Records about charts and figures

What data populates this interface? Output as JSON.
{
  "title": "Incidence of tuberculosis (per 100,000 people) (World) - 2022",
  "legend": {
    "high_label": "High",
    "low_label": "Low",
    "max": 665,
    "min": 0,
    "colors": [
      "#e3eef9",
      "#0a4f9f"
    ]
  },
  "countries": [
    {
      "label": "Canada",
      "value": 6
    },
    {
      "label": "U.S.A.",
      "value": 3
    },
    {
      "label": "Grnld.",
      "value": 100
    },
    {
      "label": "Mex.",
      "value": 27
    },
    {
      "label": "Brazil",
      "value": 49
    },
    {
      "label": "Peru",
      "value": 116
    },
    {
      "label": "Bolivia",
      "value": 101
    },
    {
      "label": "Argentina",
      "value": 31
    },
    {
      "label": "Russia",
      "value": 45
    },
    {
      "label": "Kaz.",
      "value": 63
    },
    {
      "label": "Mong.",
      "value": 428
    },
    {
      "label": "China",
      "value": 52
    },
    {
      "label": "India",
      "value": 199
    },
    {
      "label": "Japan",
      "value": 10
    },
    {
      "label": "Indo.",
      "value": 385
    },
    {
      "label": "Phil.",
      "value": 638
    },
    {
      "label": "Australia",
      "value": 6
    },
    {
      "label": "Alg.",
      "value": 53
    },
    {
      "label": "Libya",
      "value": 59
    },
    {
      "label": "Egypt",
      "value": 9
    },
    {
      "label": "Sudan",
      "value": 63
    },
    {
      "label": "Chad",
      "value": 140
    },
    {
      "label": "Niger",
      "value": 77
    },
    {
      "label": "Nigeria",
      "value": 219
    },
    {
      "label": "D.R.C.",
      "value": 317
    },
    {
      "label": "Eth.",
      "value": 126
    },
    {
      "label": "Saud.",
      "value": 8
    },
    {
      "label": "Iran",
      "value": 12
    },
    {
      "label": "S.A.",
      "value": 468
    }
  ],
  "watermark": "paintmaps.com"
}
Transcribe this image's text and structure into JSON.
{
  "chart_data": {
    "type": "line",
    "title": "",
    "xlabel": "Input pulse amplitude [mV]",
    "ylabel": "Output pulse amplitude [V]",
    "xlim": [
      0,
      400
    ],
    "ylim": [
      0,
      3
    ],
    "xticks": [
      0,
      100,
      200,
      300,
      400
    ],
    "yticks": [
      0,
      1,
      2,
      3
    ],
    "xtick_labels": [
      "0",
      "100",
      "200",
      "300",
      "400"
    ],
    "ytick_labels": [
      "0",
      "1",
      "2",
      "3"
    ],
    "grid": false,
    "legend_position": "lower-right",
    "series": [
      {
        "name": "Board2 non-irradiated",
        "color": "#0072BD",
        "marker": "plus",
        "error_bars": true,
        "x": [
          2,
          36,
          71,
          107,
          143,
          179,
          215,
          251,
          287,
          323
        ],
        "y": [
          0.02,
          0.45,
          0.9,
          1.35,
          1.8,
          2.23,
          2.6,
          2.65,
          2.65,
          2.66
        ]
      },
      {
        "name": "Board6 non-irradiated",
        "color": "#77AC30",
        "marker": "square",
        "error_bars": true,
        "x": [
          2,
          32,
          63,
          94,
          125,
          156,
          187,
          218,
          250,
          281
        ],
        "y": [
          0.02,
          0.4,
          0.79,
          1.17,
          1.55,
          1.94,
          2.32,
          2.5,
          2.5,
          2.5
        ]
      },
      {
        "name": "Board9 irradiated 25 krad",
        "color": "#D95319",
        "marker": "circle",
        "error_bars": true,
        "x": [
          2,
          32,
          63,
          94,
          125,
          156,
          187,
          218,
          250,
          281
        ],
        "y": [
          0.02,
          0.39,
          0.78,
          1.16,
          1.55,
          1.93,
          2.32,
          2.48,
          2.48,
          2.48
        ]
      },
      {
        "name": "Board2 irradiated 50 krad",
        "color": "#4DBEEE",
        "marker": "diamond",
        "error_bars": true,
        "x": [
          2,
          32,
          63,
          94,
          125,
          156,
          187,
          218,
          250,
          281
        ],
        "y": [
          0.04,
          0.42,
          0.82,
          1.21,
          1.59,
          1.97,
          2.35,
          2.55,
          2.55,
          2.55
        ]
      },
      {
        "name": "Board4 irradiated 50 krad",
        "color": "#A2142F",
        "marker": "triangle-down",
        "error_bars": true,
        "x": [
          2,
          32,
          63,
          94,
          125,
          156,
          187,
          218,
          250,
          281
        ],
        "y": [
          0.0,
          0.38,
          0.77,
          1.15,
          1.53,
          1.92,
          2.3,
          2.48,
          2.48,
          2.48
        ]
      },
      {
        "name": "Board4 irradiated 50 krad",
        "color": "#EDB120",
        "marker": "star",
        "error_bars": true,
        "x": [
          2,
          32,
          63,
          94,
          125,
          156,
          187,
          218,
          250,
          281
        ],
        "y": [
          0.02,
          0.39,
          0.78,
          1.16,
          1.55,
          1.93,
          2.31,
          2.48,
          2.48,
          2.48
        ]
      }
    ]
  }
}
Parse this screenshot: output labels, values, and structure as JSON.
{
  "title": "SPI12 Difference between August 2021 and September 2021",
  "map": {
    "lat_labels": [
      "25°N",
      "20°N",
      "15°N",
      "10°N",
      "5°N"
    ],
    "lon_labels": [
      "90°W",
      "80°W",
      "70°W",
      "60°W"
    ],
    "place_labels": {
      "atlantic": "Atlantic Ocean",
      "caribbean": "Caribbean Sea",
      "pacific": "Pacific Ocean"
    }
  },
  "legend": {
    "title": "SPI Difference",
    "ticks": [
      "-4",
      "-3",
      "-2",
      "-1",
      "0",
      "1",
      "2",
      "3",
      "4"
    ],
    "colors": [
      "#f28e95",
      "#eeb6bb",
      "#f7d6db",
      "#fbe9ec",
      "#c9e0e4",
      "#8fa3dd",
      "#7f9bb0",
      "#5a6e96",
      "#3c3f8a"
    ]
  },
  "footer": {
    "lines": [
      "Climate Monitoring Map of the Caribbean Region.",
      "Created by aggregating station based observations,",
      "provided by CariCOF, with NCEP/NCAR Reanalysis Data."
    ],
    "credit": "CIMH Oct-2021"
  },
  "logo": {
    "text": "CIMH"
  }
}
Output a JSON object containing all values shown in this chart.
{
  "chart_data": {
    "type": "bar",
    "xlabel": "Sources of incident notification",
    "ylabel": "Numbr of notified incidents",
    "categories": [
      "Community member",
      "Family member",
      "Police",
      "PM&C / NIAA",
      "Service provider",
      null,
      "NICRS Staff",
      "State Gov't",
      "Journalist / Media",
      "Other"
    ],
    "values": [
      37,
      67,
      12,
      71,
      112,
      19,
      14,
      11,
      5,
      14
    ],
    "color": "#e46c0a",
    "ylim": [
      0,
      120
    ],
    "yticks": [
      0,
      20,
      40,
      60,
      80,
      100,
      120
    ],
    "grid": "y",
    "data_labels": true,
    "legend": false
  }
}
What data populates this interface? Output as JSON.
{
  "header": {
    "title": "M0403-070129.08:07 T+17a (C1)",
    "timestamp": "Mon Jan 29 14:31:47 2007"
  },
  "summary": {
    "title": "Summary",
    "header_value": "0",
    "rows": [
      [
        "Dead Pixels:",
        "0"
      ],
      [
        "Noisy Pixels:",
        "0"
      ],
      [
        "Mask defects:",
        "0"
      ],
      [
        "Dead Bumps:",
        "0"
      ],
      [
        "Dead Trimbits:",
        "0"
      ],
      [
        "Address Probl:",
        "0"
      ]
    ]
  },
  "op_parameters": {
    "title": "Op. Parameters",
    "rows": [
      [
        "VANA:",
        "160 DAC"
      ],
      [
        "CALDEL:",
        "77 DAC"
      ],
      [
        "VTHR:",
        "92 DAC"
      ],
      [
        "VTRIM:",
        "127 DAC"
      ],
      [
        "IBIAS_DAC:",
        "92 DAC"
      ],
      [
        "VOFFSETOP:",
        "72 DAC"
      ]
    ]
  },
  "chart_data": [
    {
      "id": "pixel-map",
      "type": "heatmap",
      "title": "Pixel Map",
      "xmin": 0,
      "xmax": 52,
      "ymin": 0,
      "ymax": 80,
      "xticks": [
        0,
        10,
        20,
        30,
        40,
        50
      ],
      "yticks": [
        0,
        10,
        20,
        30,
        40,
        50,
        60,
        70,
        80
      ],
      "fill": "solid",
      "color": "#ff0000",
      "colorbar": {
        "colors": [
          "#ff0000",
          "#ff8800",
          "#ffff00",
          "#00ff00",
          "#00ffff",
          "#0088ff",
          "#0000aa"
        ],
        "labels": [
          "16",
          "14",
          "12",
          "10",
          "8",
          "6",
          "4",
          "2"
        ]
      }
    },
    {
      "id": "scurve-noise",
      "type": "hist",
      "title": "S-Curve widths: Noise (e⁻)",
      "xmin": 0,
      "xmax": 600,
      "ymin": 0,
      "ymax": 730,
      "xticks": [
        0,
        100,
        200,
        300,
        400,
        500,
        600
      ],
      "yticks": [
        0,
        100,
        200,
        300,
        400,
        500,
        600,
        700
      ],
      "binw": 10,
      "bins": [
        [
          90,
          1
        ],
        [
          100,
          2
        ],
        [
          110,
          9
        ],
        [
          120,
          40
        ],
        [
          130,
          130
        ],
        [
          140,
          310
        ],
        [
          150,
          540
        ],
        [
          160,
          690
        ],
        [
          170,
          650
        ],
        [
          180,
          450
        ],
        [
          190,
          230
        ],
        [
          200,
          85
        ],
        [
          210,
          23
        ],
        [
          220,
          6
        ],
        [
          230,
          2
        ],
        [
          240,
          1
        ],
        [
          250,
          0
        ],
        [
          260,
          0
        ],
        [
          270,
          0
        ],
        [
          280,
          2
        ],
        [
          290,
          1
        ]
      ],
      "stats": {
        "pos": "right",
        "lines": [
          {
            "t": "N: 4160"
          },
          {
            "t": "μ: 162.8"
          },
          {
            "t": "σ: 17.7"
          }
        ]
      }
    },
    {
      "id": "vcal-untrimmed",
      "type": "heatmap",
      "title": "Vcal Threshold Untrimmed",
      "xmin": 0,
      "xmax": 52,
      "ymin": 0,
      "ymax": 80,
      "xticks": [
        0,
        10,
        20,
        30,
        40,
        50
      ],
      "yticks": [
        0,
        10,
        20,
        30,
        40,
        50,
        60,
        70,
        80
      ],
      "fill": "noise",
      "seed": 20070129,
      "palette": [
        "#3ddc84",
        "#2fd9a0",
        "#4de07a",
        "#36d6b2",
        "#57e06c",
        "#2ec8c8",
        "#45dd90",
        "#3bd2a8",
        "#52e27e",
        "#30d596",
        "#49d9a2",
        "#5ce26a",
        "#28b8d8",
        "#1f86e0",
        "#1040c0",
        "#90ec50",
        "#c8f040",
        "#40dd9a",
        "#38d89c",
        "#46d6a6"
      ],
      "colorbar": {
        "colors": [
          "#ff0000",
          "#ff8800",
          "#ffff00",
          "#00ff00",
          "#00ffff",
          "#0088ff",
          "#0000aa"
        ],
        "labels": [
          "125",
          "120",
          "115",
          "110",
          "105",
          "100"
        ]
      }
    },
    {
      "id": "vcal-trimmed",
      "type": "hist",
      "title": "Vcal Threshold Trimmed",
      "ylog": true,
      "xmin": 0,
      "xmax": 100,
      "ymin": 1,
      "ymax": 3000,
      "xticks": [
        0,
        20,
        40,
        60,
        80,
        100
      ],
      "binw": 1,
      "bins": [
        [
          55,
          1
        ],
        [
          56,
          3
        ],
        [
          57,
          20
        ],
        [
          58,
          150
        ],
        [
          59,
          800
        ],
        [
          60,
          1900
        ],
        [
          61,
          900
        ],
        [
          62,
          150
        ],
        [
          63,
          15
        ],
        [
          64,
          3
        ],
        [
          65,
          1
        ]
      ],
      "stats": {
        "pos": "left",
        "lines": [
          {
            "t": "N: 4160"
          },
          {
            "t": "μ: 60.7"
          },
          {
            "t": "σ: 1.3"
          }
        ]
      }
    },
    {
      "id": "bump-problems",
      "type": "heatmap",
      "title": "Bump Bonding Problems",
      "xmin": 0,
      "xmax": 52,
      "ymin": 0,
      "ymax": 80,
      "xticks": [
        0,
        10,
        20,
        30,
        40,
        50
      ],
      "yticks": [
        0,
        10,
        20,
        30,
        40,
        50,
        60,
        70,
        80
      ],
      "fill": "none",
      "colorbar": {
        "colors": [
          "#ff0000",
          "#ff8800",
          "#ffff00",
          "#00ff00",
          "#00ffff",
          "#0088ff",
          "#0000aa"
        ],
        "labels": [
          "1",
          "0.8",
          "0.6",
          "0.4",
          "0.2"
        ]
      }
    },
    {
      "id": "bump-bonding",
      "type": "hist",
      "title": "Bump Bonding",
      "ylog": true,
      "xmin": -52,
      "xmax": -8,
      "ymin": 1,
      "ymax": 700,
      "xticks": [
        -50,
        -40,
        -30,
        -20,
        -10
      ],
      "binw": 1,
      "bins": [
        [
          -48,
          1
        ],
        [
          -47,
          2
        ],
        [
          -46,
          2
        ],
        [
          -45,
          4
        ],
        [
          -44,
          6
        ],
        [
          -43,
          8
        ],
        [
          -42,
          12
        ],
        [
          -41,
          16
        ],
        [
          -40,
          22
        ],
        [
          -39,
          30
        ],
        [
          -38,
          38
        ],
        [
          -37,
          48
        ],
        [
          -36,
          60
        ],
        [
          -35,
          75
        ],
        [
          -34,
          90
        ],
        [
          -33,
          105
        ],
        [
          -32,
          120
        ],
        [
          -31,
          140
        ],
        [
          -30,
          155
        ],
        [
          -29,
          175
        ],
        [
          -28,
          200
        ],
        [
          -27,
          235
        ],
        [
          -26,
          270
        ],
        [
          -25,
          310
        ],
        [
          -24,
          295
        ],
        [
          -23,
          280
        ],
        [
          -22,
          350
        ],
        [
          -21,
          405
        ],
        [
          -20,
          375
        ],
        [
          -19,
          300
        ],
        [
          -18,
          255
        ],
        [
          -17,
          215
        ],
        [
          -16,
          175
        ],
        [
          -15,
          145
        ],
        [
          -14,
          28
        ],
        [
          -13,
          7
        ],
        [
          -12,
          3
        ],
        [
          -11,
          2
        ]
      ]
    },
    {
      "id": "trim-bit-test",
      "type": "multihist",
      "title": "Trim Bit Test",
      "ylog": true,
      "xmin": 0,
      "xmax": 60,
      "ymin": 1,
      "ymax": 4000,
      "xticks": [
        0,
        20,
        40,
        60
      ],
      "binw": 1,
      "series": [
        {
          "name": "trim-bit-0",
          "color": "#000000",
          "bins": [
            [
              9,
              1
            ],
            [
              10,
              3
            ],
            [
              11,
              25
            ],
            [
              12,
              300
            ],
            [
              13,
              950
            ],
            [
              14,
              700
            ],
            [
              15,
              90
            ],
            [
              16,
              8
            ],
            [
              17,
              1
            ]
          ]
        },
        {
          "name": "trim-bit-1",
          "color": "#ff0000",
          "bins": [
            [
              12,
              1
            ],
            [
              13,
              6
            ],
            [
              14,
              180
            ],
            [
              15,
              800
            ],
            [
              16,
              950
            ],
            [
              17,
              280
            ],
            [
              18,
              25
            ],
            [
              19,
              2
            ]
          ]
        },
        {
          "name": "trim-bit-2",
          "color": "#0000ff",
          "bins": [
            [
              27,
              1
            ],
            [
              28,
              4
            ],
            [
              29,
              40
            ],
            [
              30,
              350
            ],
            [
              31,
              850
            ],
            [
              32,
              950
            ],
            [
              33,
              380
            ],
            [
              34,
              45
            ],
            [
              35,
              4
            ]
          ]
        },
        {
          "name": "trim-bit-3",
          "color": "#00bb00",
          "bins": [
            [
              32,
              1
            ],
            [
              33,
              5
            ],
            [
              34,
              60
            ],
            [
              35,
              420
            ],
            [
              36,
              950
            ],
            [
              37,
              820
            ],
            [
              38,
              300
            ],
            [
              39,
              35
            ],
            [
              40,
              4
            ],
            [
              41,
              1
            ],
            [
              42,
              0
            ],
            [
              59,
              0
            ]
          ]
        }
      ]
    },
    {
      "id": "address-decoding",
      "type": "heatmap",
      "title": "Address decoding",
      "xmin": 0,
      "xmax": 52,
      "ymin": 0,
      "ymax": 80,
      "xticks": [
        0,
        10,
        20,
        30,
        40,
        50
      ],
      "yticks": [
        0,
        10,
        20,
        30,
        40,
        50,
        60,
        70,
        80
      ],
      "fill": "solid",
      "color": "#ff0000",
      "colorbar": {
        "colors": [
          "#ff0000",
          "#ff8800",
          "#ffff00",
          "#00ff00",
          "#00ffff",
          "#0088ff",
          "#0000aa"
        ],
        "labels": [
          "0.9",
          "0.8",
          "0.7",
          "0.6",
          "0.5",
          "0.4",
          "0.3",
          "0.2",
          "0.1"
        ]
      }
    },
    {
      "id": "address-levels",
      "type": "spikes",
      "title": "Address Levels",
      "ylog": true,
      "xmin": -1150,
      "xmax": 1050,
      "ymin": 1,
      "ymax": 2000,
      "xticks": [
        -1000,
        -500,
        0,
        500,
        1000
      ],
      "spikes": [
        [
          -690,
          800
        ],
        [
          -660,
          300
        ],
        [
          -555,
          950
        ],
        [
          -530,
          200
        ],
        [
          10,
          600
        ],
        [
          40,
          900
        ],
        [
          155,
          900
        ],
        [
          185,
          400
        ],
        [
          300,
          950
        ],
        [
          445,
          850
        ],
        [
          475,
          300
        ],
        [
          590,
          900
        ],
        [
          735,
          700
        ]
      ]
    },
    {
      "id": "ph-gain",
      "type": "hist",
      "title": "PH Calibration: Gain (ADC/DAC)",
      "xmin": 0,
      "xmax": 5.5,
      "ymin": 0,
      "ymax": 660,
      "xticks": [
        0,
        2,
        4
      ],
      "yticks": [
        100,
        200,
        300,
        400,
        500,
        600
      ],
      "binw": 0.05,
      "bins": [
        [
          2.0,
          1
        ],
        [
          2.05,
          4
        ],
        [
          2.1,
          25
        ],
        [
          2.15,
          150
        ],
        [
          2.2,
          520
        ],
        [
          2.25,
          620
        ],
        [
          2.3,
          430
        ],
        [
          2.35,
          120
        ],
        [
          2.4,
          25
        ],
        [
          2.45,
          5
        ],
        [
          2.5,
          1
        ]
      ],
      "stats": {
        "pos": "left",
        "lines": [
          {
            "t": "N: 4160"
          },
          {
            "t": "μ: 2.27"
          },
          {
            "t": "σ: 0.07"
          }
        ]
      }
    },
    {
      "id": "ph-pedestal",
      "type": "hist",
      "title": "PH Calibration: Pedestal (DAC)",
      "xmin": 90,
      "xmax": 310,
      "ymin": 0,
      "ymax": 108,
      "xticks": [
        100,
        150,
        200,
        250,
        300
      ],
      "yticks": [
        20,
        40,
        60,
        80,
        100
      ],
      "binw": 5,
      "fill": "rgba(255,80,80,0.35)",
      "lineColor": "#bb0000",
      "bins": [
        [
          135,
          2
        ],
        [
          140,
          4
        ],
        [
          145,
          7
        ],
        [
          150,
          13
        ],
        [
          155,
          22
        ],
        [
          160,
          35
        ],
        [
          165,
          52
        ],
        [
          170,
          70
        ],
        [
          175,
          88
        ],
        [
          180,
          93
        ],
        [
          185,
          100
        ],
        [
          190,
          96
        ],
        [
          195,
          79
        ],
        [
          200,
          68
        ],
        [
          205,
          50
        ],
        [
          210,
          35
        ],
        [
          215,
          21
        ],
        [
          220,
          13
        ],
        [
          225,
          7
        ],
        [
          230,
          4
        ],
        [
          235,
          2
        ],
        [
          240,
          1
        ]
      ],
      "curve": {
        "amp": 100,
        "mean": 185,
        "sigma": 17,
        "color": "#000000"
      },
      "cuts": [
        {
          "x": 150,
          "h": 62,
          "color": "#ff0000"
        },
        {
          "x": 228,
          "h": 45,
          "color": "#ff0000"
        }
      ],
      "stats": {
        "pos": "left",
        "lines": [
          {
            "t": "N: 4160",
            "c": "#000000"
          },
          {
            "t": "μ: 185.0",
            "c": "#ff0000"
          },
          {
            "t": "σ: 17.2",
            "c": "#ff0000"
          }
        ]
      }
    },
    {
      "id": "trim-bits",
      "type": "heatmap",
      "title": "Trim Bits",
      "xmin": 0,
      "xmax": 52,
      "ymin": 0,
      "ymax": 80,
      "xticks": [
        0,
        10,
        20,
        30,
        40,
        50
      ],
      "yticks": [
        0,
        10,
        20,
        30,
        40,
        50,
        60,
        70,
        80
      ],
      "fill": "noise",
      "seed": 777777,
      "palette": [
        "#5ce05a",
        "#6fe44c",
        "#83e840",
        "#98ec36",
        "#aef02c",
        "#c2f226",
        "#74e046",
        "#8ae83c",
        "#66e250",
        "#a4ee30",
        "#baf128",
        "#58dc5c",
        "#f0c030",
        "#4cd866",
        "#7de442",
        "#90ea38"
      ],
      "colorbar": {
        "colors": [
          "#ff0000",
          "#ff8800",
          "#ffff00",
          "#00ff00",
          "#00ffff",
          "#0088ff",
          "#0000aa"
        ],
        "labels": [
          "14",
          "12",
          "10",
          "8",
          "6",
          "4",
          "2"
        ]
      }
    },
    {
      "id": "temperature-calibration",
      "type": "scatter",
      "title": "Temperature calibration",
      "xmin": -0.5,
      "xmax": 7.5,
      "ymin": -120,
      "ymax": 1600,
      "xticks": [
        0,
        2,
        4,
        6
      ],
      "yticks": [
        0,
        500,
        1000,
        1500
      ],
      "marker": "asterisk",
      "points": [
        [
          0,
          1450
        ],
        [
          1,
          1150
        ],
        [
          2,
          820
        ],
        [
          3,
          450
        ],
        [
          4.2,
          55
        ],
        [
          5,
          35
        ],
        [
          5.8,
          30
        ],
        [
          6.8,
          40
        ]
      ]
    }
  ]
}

TASK DESCRIPTION — Identify each line in the entries with the word "JSON" and copy it.

SOLUTION —
What data populates this interface? Output as JSON.
Transcribe this image's text and structure into JSON.
Parse this screenshot: output labels, values, and structure as JSON.
Output a JSON object containing all values shown in this chart.
What data populates this interface? Output as JSON.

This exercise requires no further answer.